◆ TASK PROMPT
Which lines below hold the word "that"? Report each one.

◆ RECORDS FOR THE TASK
* * *

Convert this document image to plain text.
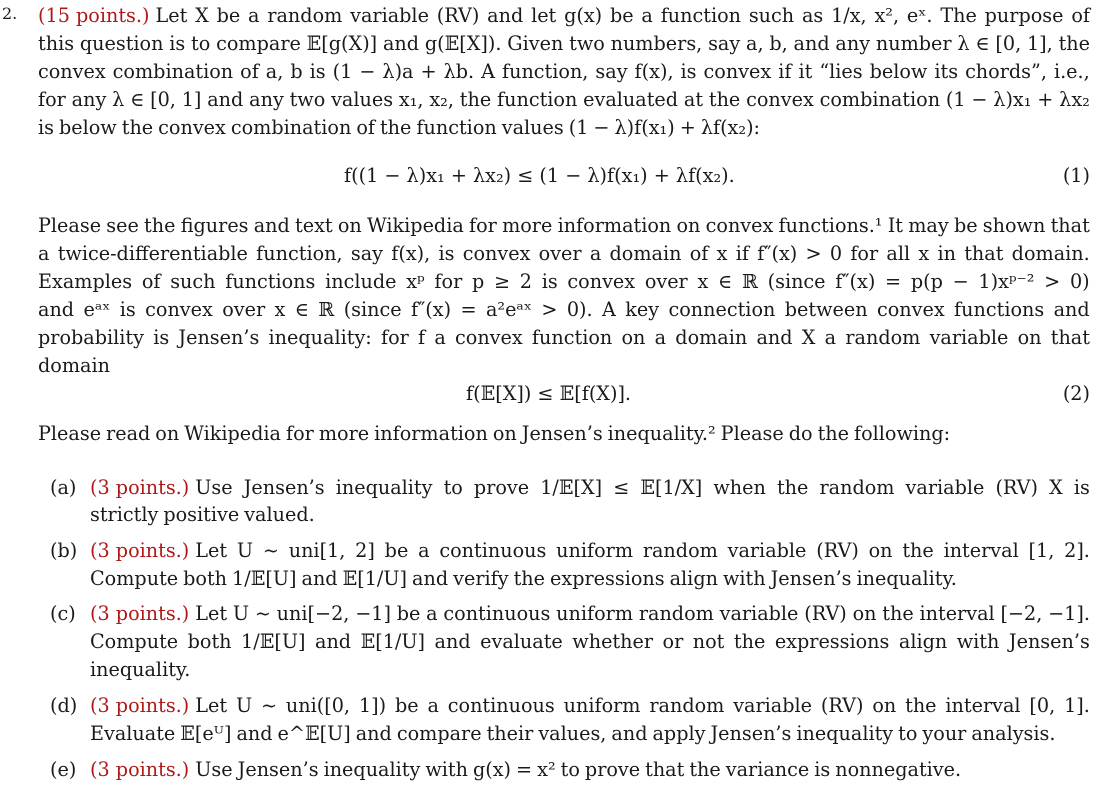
2. (15 points.) Let X be a random variable (RV) and let g(x) be a function such as 1/x, x², eˣ. The purpose of
this question is to compare 𝔼[g(X)] and g(𝔼[X]). Given two numbers, say a, b, and any number λ ∈ [0, 1], the
convex combination of a, b is (1 − λ)a + λb. A function, say f(x), is convex if it “lies below its chords”, i.e.,
for any λ ∈ [0, 1] and any two values x₁, x₂, the function evaluated at the convex combination (1 − λ)x₁ + λx₂
is below the convex combination of the function values (1 − λ)f(x₁) + λf(x₂):
f((1 − λ)x₁ + λx₂) ≤ (1 − λ)f(x₁) + λf(x₂).	(1)
Please see the figures and text on Wikipedia for more information on convex functions.¹ It may be shown that
a twice-differentiable function, say f(x), is convex over a domain of x if f″(x) > 0 for all x in that domain.
Examples of such functions include xᵖ for p ≥ 2 is convex over x ∈ ℝ (since f″(x) = p(p − 1)xᵖ⁻² > 0)
and eᵃˣ is convex over x ∈ ℝ (since f″(x) = a²eᵃˣ > 0). A key connection between convex functions and
probability is Jensen’s inequality: for f a convex function on a domain and X a random variable on that
domain
f(𝔼[X]) ≤ 𝔼[f(X)].	(2)
Please read on Wikipedia for more information on Jensen’s inequality.² Please do the following:
(a) (3 points.) Use Jensen’s inequality to prove 1/𝔼[X] ≤ 𝔼[1/X] when the random variable (RV) X is
strictly positive valued.
(b) (3 points.) Let U ∼ uni[1, 2] be a continuous uniform random variable (RV) on the interval [1, 2].
Compute both 1/𝔼[U] and 𝔼[1/U] and verify the expressions align with Jensen’s inequality.
(c) (3 points.) Let U ∼ uni[−2, −1] be a continuous uniform random variable (RV) on the interval [−2, −1].
Compute both 1/𝔼[U] and 𝔼[1/U] and evaluate whether or not the expressions align with Jensen’s
inequality.
(d) (3 points.) Let U ∼ uni([0, 1]) be a continuous uniform random variable (RV) on the interval [0, 1].
Evaluate 𝔼[eᵁ] and e^𝔼[U] and compare their values, and apply Jensen’s inequality to your analysis.
(e) (3 points.) Use Jensen’s inequality with g(x) = x² to prove that the variance is nonnegative.
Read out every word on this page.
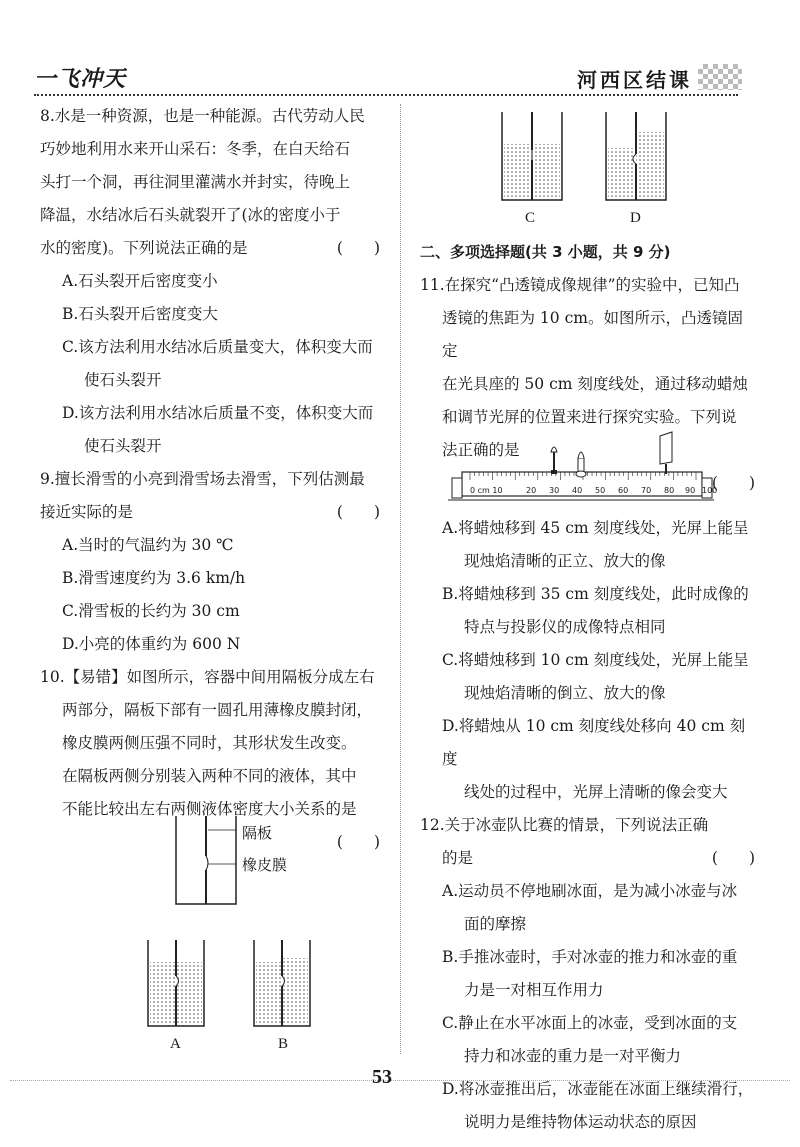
一飞冲天	河西区结课

8.水是一种资源，也是一种能源。古代劳动人民

巧妙地利用水来开山采石：冬季，在白天给石

头打一个洞，再往洞里灌满水并封实，待晚上

降温，水结冰后石头就裂开了(冰的密度小于

水的密度)。下列说法正确的是	(　　)

A.石头裂开后密度变小

B.石头裂开后密度变大

C.该方法利用水结冰后质量变大，体积变大而

使石头裂开

D.该方法利用水结冰后质量不变，体积变大而

使石头裂开

9.擅长滑雪的小亮到滑雪场去滑雪，下列估测最

接近实际的是	(　　)

A.当时的气温约为 30 ℃

B.滑雪速度约为 3.6 km/h

C.滑雪板的长约为 30 cm

D.小亮的体重约为 600 N

10.【易错】如图所示，容器中间用隔板分成左右

两部分，隔板下部有一圆孔用薄橡皮膜封闭，

橡皮膜两侧压强不同时，其形状发生改变。

在隔板两侧分别装入两种不同的液体，其中

不能比较出左右两侧液体密度大小关系的是

(　　)

隔板
橡皮膜
A	B
C	D

二、多项选择题(共 3 小题，共 9 分)

11.在探究“凸透镜成像规律”的实验中，已知凸

透镜的焦距为 10 cm。如图所示，凸透镜固定

在光具座的 50 cm 刻度线处，通过移动蜡烛

和调节光屏的位置来进行探究实验。下列说

法正确的是

(　　)

0 cm 10	20 30 40 50 60 70 80 90 100

A.将蜡烛移到 45 cm 刻度线处，光屏上能呈

现烛焰清晰的正立、放大的像

B.将蜡烛移到 35 cm 刻度线处，此时成像的

特点与投影仪的成像特点相同

C.将蜡烛移到 10 cm 刻度线处，光屏上能呈

现烛焰清晰的倒立、放大的像

D.将蜡烛从 10 cm 刻度线处移向 40 cm 刻度

线处的过程中，光屏上清晰的像会变大

12.关于冰壶队比赛的情景，下列说法正确

的是	(　　)

A.运动员不停地刷冰面，是为减小冰壶与冰

面的摩擦

B.手推冰壶时，手对冰壶的推力和冰壶的重

力是一对相互作用力

C.静止在水平冰面上的冰壶，受到冰面的支

持力和冰壶的重力是一对平衡力

D.将冰壶推出后，冰壶能在冰面上继续滑行，

说明力是维持物体运动状态的原因

53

* * *

◆ EXERCISE RESPONSE
Please see the figures and text on Wikipedia for more information on convex functions.¹ It may be shown that
a twice-differentiable function, say f(x), is convex over a domain of x if f″(x) > 0 for all x in that domain.
probability is Jensen’s inequality: for f a convex function on a domain and X a random variable on that
(e) (3 points.) Use Jensen’s inequality with g(x) = x² to prove that the variance is nonnegative.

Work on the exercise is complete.